==== Data listing
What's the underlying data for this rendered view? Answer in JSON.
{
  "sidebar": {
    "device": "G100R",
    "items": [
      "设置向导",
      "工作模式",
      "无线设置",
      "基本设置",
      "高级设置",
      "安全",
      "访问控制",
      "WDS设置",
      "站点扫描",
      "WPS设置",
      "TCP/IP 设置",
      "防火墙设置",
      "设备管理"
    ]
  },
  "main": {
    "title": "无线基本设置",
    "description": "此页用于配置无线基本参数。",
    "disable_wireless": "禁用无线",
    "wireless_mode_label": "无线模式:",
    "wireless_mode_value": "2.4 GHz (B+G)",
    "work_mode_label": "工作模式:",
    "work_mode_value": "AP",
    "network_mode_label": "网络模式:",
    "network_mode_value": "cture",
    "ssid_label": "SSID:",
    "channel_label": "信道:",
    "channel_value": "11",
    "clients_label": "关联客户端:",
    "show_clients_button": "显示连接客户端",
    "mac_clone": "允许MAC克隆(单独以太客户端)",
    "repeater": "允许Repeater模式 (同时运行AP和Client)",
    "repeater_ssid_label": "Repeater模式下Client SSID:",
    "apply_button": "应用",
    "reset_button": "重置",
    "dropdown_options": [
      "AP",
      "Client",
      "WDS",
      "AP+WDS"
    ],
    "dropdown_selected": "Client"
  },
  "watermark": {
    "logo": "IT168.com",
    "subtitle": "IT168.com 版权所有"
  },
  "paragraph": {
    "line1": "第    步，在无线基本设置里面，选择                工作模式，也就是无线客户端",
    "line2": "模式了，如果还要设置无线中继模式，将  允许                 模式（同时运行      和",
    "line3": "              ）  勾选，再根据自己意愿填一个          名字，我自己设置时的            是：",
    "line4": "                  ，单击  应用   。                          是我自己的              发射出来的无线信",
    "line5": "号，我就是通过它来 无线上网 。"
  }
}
========
▸ What you should do: Copy out each record from above, exactly.

▸ Answer to this task:
What's the underlying data for this rendered view? Answer in JSON.
{
  "sidebar": {
    "device": "G100R",
    "items": [
      "设置向导",
      "工作模式",
      "无线设置",
      "基本设置",
      "高级设置",
      "安全",
      "访问控制",
      "WDS设置",
      "站点扫描",
      "WPS设置",
      "TCP/IP 设置",
      "防火墙设置",
      "设备管理"
    ]
  },
  "main": {
    "title": "无线基本设置",
    "description": "此页用于配置无线基本参数。",
    "disable_wireless": "禁用无线",
    "wireless_mode_label": "无线模式:",
    "wireless_mode_value": "2.4 GHz (B+G)",
    "work_mode_label": "工作模式:",
    "work_mode_value": "AP",
    "network_mode_label": "网络模式:",
    "network_mode_value": "cture",
    "ssid_label": "SSID:",
    "channel_label": "信道:",
    "channel_value": "11",
    "clients_label": "关联客户端:",
    "show_clients_button": "显示连接客户端",
    "mac_clone": "允许MAC克隆(单独以太客户端)",
    "repeater": "允许Repeater模式 (同时运行AP和Client)",
    "repeater_ssid_label": "Repeater模式下Client SSID:",
    "apply_button": "应用",
    "reset_button": "重置",
    "dropdown_options": [
      "AP",
      "Client",
      "WDS",
      "AP+WDS"
    ],
    "dropdown_selected": "Client"
  },
  "watermark": {
    "logo": "IT168.com",
    "subtitle": "IT168.com 版权所有"
  },
  "paragraph": {
    "line1": "第    步，在无线基本设置里面，选择                工作模式，也就是无线客户端",
    "line2": "模式了，如果还要设置无线中继模式，将  允许                 模式（同时运行      和",
    "line3": "              ）  勾选，再根据自己意愿填一个          名字，我自己设置时的            是：",
    "line4": "                  ，单击  应用   。                          是我自己的              发射出来的无线信",
    "line5": "号，我就是通过它来 无线上网 。"
  }
}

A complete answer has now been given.